──────── Information supplied ────────

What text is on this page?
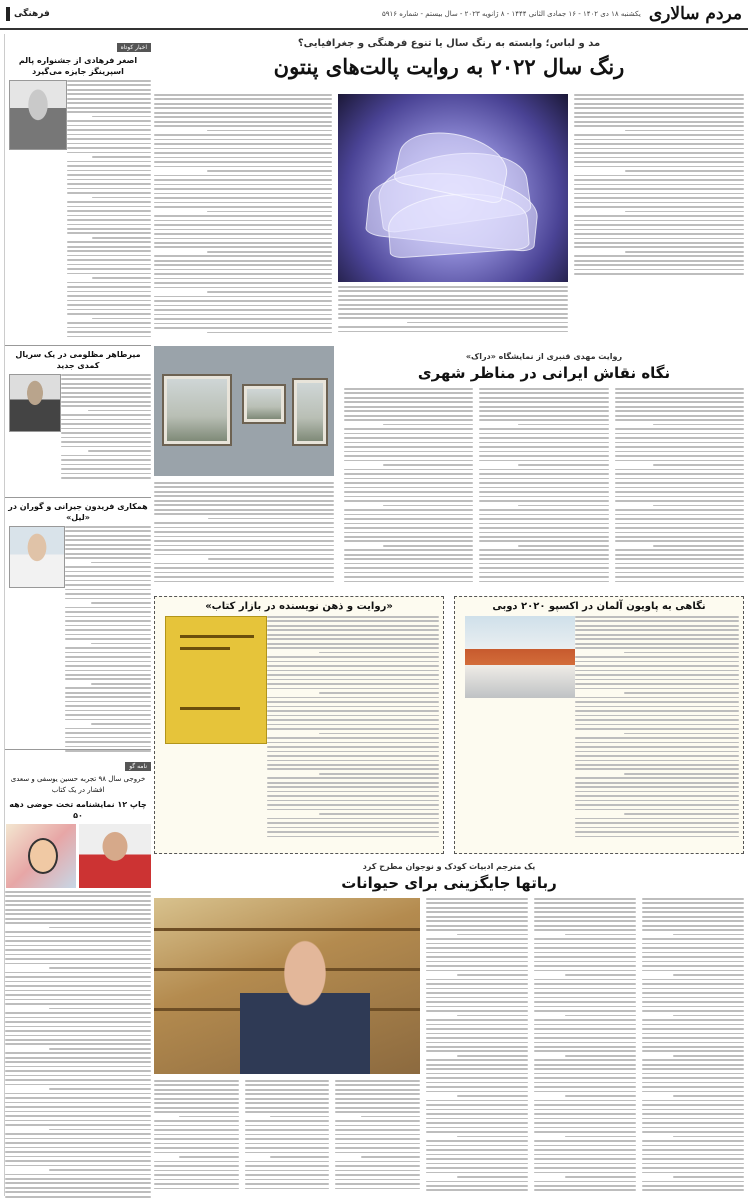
مردم سالاری
یکشنبه ۱۸ دی ۱۴۰۲ - ۱۶ جمادی الثانی ۱۴۴۴ - ۸ ژانویه ۲۰۲۳ - سال بیستم - شماره ۵۹۱۶
فرهنگی
مد و لباس؛ وابسته به رنگ سال یا تنوع فرهنگی و جغرافیایی؟
رنگ سال ۲۰۲۲ به روایت پالت‌های پنتون
روایت مهدی قنبری از نمایشگاه «دراک»
نگاه نقاش ایرانی در مناظر شهری
نگاهی به پاویون آلمان در اکسپو ۲۰۲۰ دوبی
«روایت و ذهن نویسنده در بازار کتاب»
یک مترجم ادبیات کودک و نوجوان مطرح کرد
رباتها جایگزینی برای حیوانات
اخبار کوتاه
اصغر فرهادی از جشنواره پالم اسپرینگز جایزه می‌گیرد
میرطاهر مظلومی در یک سریال کمدی جدید
همکاری فریدون جیرانی و گوران در «لیل»
نامه گو
خروجی سال ۹۸ تجربه حسین یوسفی و سعدی افشار در یک کتاب
چاپ ۱۲ نمایشنامه تخت حوضی دهه ۵۰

────────

Instructions to follow
Make an exact copy of the data above, pictures excluded.

Exercise result
What text is on this page?
مردم سالاری
یکشنبه ۱۸ دی ۱۴۰۲ - ۱۶ جمادی الثانی ۱۴۴۴ - ۸ ژانویه ۲۰۲۳ - سال بیستم - شماره ۵۹۱۶
فرهنگی
مد و لباس؛ وابسته به رنگ سال یا تنوع فرهنگی و جغرافیایی؟
رنگ سال ۲۰۲۲ به روایت پالت‌های پنتون
روایت مهدی قنبری از نمایشگاه «دراک»
نگاه نقاش ایرانی در مناظر شهری
نگاهی به پاویون آلمان در اکسپو ۲۰۲۰ دوبی
«روایت و ذهن نویسنده در بازار کتاب»
یک مترجم ادبیات کودک و نوجوان مطرح کرد
رباتها جایگزینی برای حیوانات
اخبار کوتاه
اصغر فرهادی از جشنواره پالم اسپرینگز جایزه می‌گیرد
میرطاهر مظلومی در یک سریال کمدی جدید
همکاری فریدون جیرانی و گوران در «لیل»
نامه گو
خروجی سال ۹۸ تجربه حسین یوسفی و سعدی افشار در یک کتاب
چاپ ۱۲ نمایشنامه تخت حوضی دهه ۵۰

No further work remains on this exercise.